**Aim:** Locate every line in the records below that holds the word "name" and return each one.

**Given entries:**

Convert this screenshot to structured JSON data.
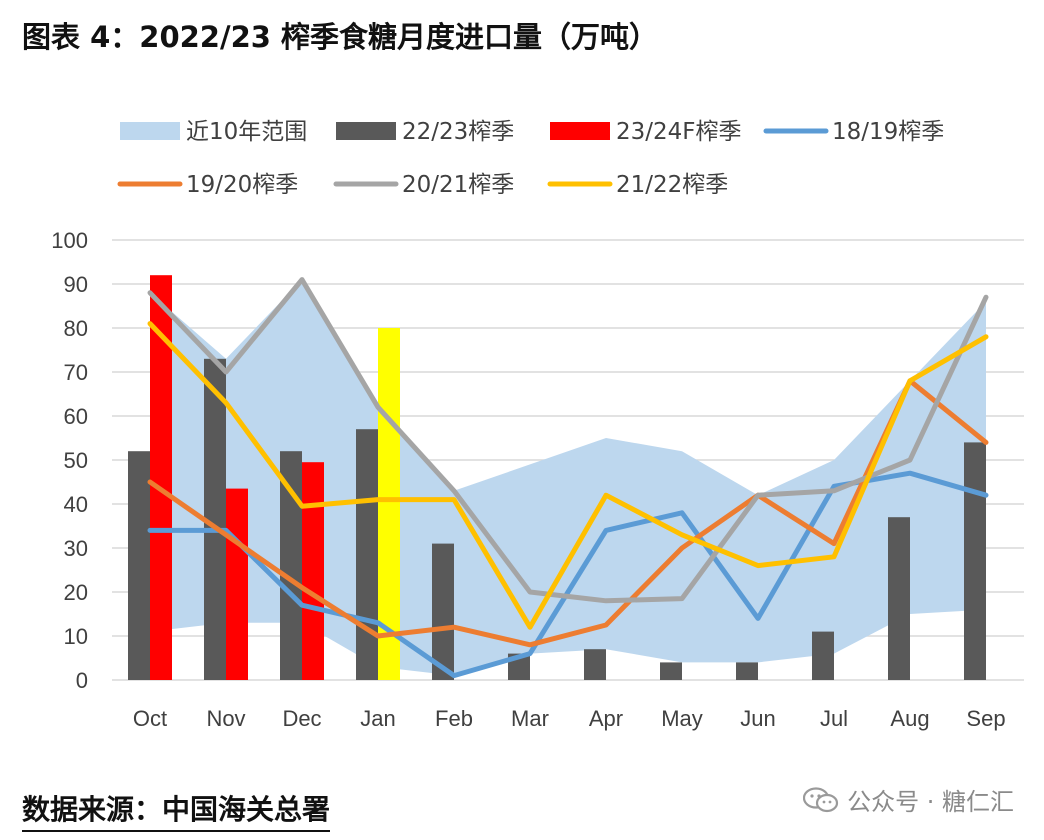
{
  "title": "图表 4：2022/23 榨季食糖月度进口量（万吨）",
  "source": "数据来源：中国海关总署",
  "watermark": {
    "icon": "wechat-icon",
    "text": "公众号 · 糖仁汇"
  },
  "colors": {
    "band": "#bdd7ee",
    "bar_2223": "#595959",
    "bar_2324": "#ff0000",
    "bar_jan_highlight": "#ffff00",
    "line_1819": "#5b9bd5",
    "line_1920": "#ed7d31",
    "line_2021": "#a5a5a5",
    "line_2122": "#ffc000",
    "grid": "#d9d9d9",
    "axis_text": "#404040"
  },
  "chart_data": {
    "type": "bar",
    "categories": [
      "Oct",
      "Nov",
      "Dec",
      "Jan",
      "Feb",
      "Mar",
      "Apr",
      "May",
      "Jun",
      "Jul",
      "Aug",
      "Sep"
    ],
    "ylim": [
      0,
      100
    ],
    "yticks": [
      0,
      10,
      20,
      30,
      40,
      50,
      60,
      70,
      80,
      90,
      100
    ],
    "grid": true,
    "legend_position": "top",
    "band": {
      "name": "近10年范围",
      "lower": [
        11,
        13,
        13,
        3,
        1,
        6,
        7,
        4,
        4,
        6,
        15,
        16
      ],
      "upper": [
        88,
        73,
        91,
        62,
        43,
        49,
        55,
        52,
        42,
        50,
        68,
        86
      ]
    },
    "bars": [
      {
        "name": "22/23榨季",
        "values": [
          52,
          73,
          52,
          57,
          31,
          6,
          7,
          4,
          4,
          11,
          37,
          54
        ]
      },
      {
        "name": "23/24F榨季",
        "values": [
          92,
          43.5,
          49.5,
          80,
          null,
          null,
          null,
          null,
          null,
          null,
          null,
          null
        ]
      }
    ],
    "lines": [
      {
        "name": "18/19榨季",
        "values": [
          34,
          34,
          17,
          13,
          1,
          6,
          34,
          38,
          14,
          44,
          47,
          42
        ]
      },
      {
        "name": "19/20榨季",
        "values": [
          45,
          33,
          21,
          10,
          12,
          8,
          12.5,
          30,
          42,
          31,
          68,
          54
        ]
      },
      {
        "name": "20/21榨季",
        "values": [
          88,
          70,
          91,
          62,
          43,
          20,
          18,
          18.5,
          42,
          43,
          50,
          87
        ]
      },
      {
        "name": "21/22榨季",
        "values": [
          81,
          63,
          39.5,
          41,
          41,
          12,
          42,
          33,
          26,
          28,
          68,
          78
        ]
      }
    ]
  }
}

**Reply to the task:**
      "name": "近10年范围",
        "name": "22/23榨季",
        "name": "23/24F榨季",
        "name": "18/19榨季",
        "name": "19/20榨季",
        "name": "20/21榨季",
        "name": "21/22榨季",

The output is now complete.